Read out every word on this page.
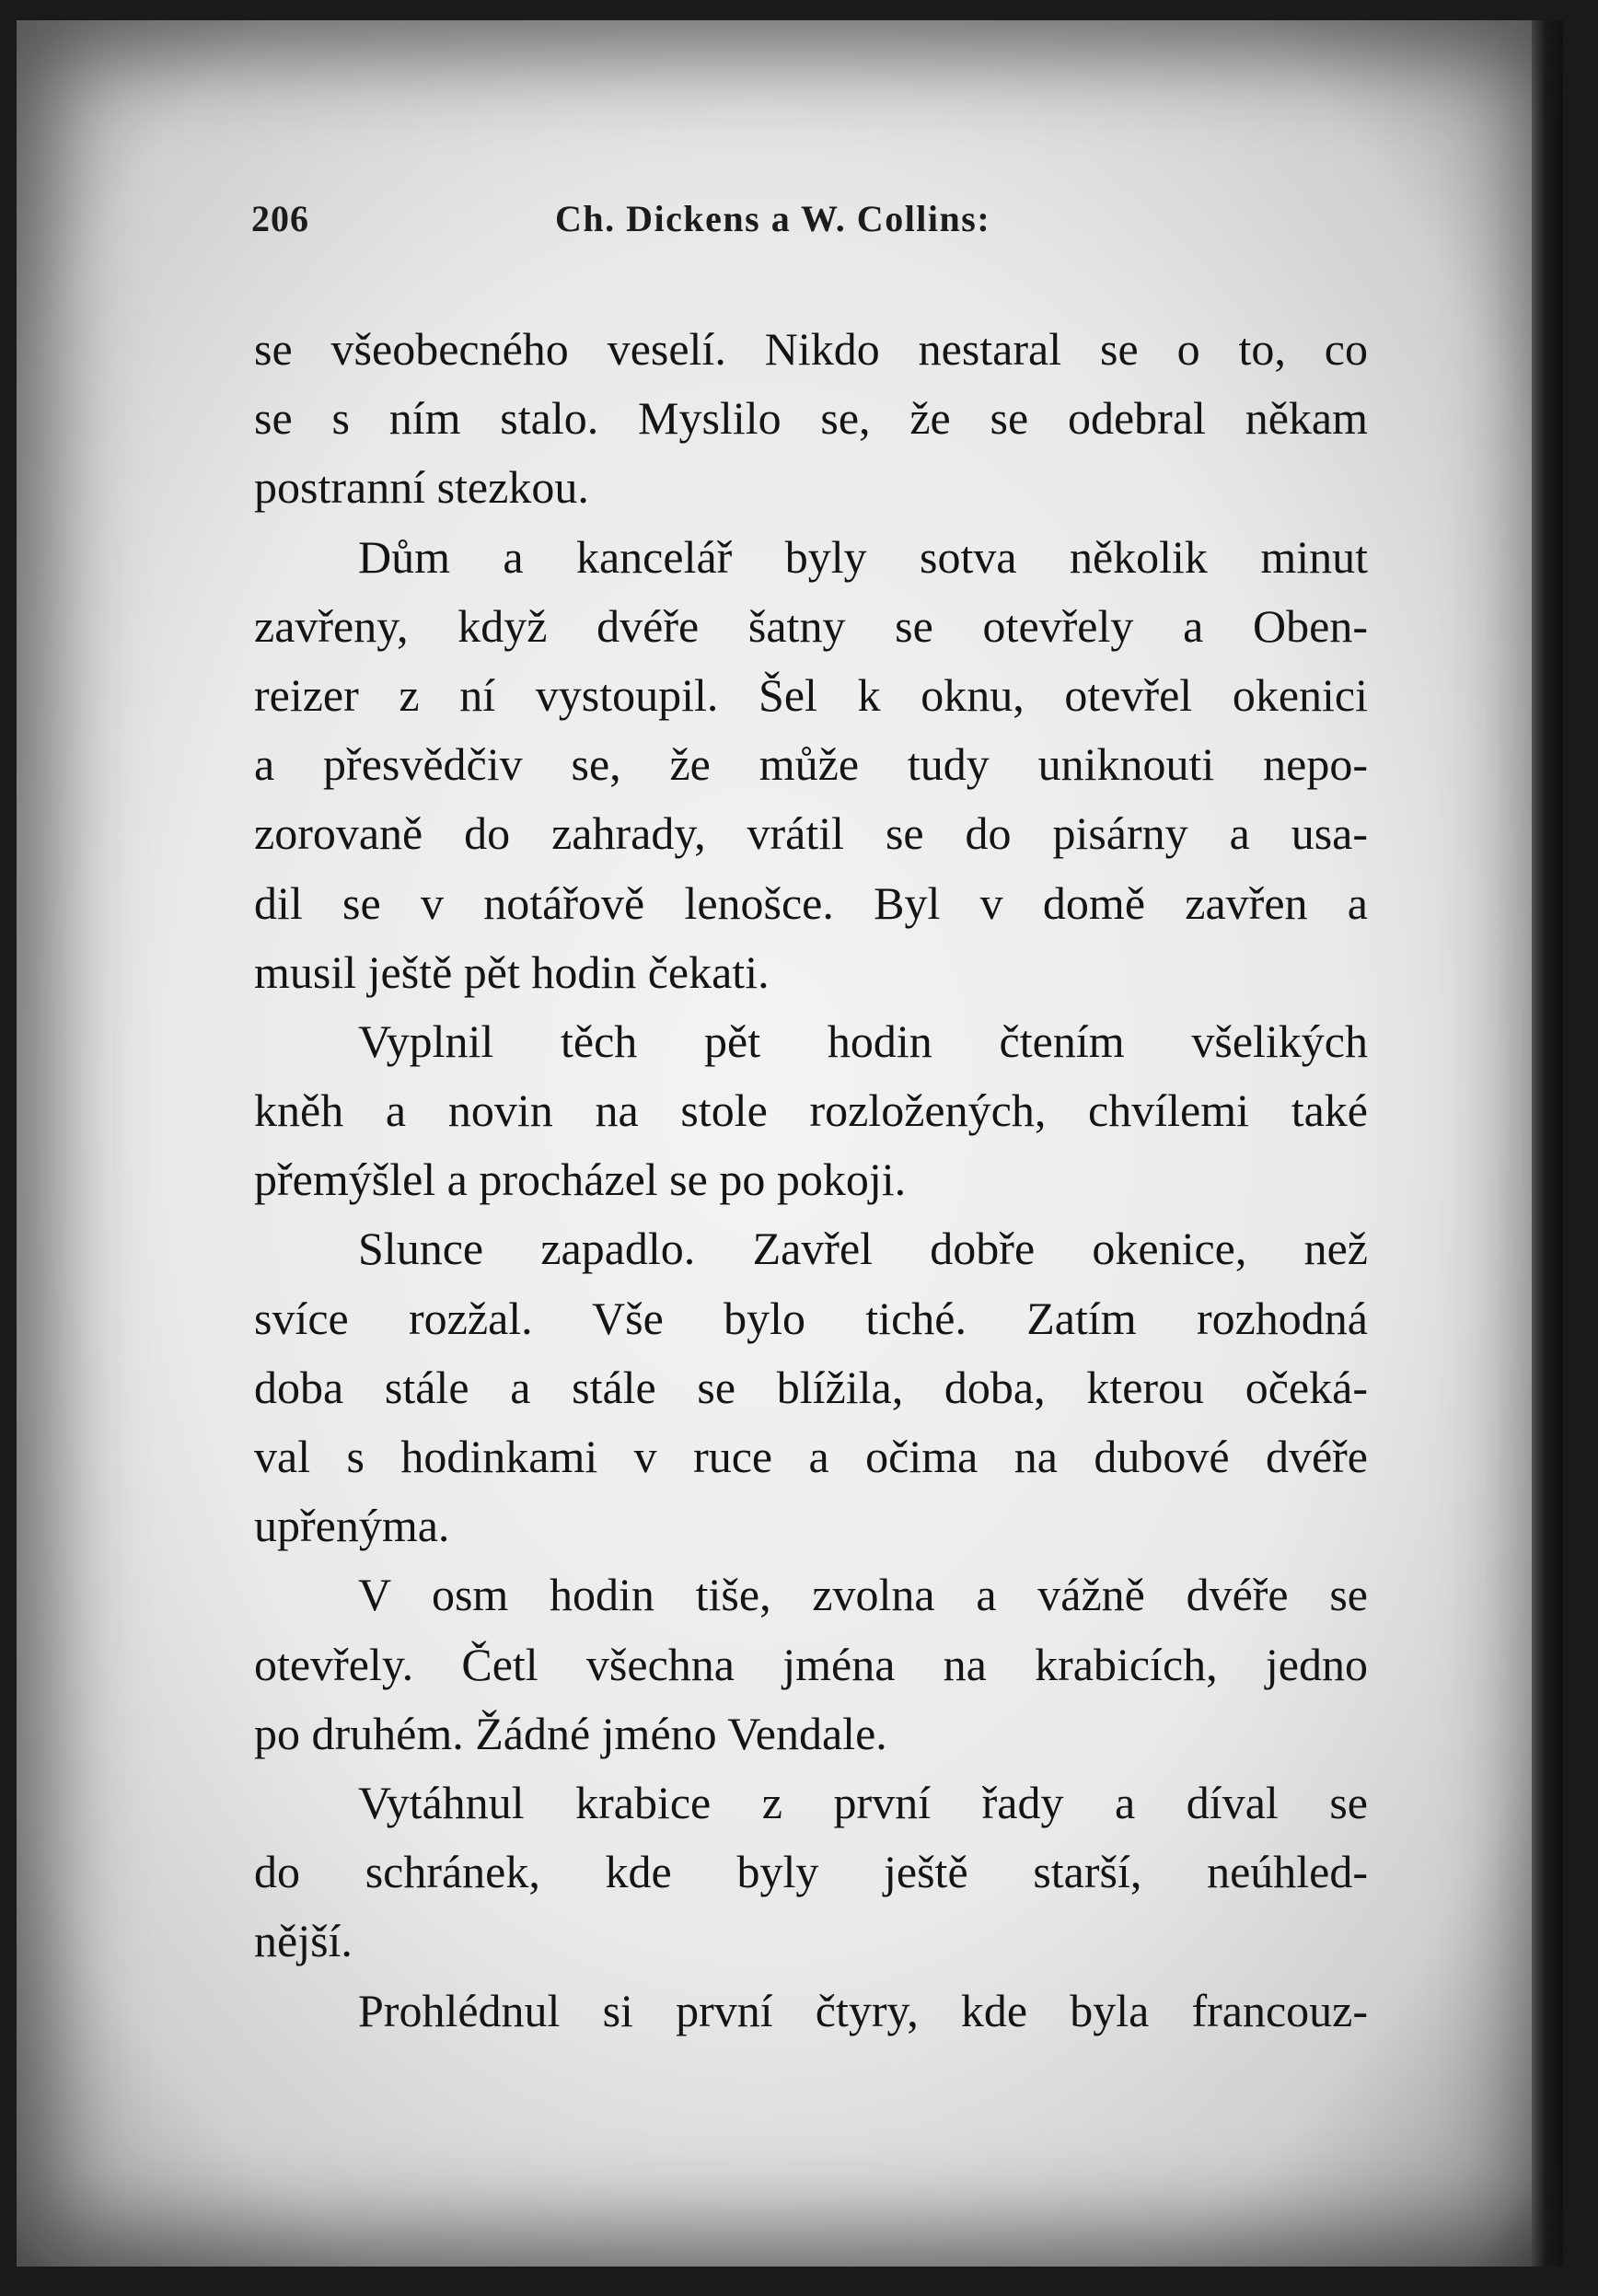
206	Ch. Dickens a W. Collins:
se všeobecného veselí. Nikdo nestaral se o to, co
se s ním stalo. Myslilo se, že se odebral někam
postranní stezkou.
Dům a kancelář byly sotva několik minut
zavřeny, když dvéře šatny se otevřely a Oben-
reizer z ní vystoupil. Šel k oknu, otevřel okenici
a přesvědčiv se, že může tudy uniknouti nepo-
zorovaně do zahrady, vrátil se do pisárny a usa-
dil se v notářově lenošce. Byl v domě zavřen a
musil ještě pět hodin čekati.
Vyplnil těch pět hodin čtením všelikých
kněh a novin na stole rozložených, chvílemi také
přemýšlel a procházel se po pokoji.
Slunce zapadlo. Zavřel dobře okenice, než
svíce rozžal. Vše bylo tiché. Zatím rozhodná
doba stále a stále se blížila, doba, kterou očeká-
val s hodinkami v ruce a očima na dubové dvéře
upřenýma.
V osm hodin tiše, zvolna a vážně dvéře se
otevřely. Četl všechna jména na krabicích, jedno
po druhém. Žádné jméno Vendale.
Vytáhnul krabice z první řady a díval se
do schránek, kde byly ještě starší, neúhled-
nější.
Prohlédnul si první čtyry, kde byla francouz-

*-*-*

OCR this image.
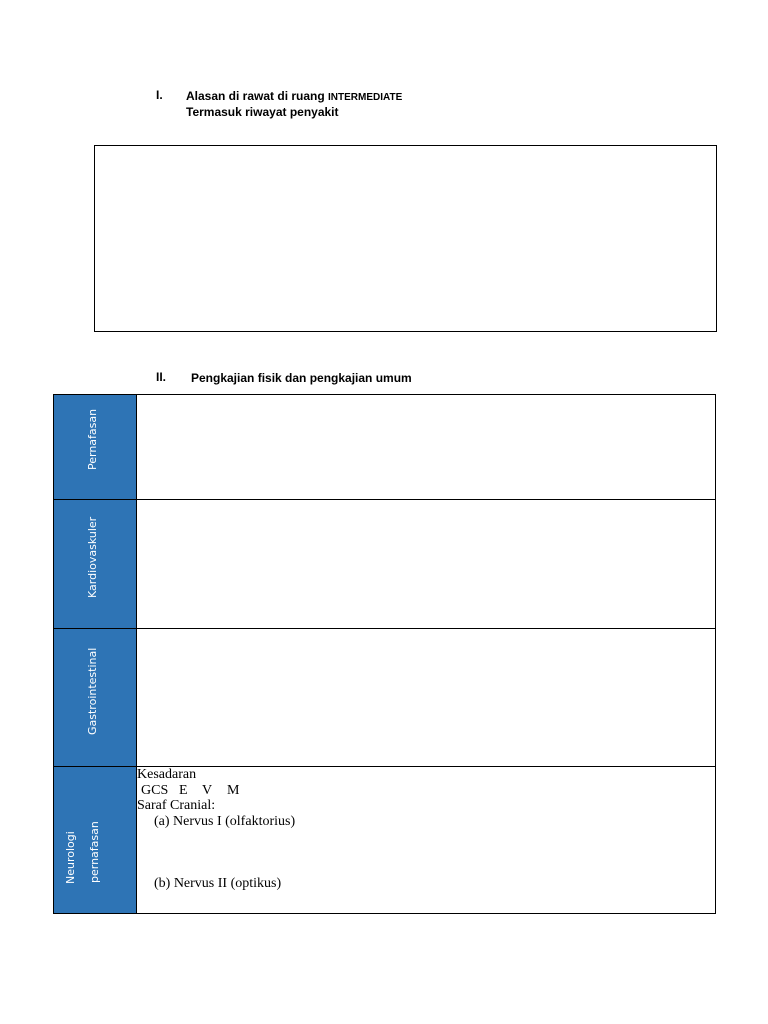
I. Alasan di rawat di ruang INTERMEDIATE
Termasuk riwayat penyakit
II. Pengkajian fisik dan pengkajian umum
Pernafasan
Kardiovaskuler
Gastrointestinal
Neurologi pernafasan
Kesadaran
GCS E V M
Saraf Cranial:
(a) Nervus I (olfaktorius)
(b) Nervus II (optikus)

*-*-*

* _REQUIREMENT_
Return every line of the preceding records in which the word "byly" appears.

* _RESULT FOR THIS EXERCISE_
Dům a kancelář byly sotva několik minut
do schránek, kde byly ještě starší, neúhled-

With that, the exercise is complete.